Given request: Copy every line from the records below that holds the word "lion".

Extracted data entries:

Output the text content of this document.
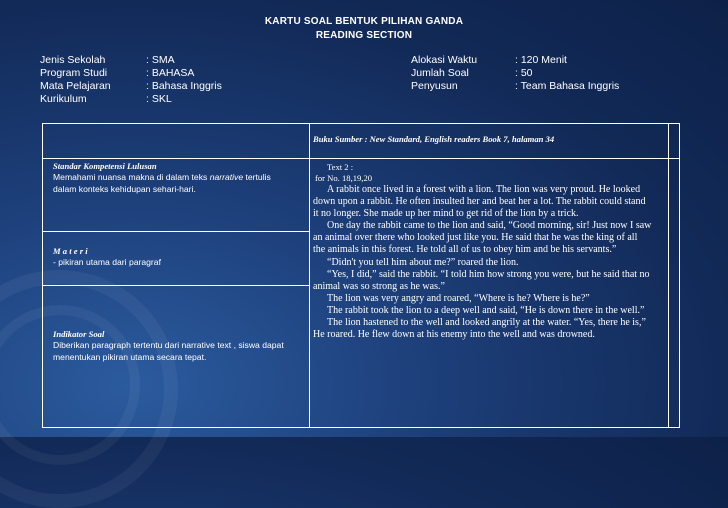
KARTU SOAL BENTUK PILIHAN GANDA
READING SECTION
Jenis Sekolah	: SMA
Program Studi	: BAHASA
Mata Pelajaran	: Bahasa Inggris
Kurikulum	: SKL
Alokasi Waktu	: 120 Menit
Jumlah Soal	: 50
Penyusun	: Team Bahasa Inggris
Buku Sumber : New Standard, English readers Book 7, halaman 34
Standar Kompetensi Lulusan
Memahami nuansa makna di dalam teks narrative tertulis
dalam konteks kehidupan sehari-hari.
M a t e r i
- pikiran utama dari paragraf
Indikator Soal
Diberikan paragraph tertentu dari narrative text , siswa dapat
menentukan pikiran utama secara tepat.

Text 2 :

for No. 18,19,20

A rabbit once lived in a forest with a lion. The lion was very proud. He looked

down upon a rabbit. He often insulted her and beat her a lot. The rabbit could stand

it no longer. She made up her mind to get rid of the lion by a trick.

One day the rabbit came to the lion and said, “Good morning, sir! Just now I saw

an animal over there who looked just like you. He said that he was the king of all

the animals in this forest. He told all of us to obey him and be his servants.”

“Didn't you tell him about me?” roared the lion.

“Yes, I did,” said the rabbit. “I told him how strong you were, but he said that no

animal was so strong as he was.”

The lion was very angry and roared, “Where is he? Where is he?”

The rabbit took the lion to a deep well and said, “He is down there in the well.”

The lion hastened to the well and looked angrily at the water. “Yes, there he is,”

He roared. He flew down at his enemy into the well and was drowned.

Correct response:
A rabbit once lived in a forest with a lion. The lion was very proud. He looked
it no longer. She made up her mind to get rid of the lion by a trick.
One day the rabbit came to the lion and said, “Good morning, sir! Just now I saw
“Didn't you tell him about me?” roared the lion.
The lion was very angry and roared, “Where is he? Where is he?”
The rabbit took the lion to a deep well and said, “He is down there in the well.”
The lion hastened to the well and looked angrily at the water. “Yes, there he is,”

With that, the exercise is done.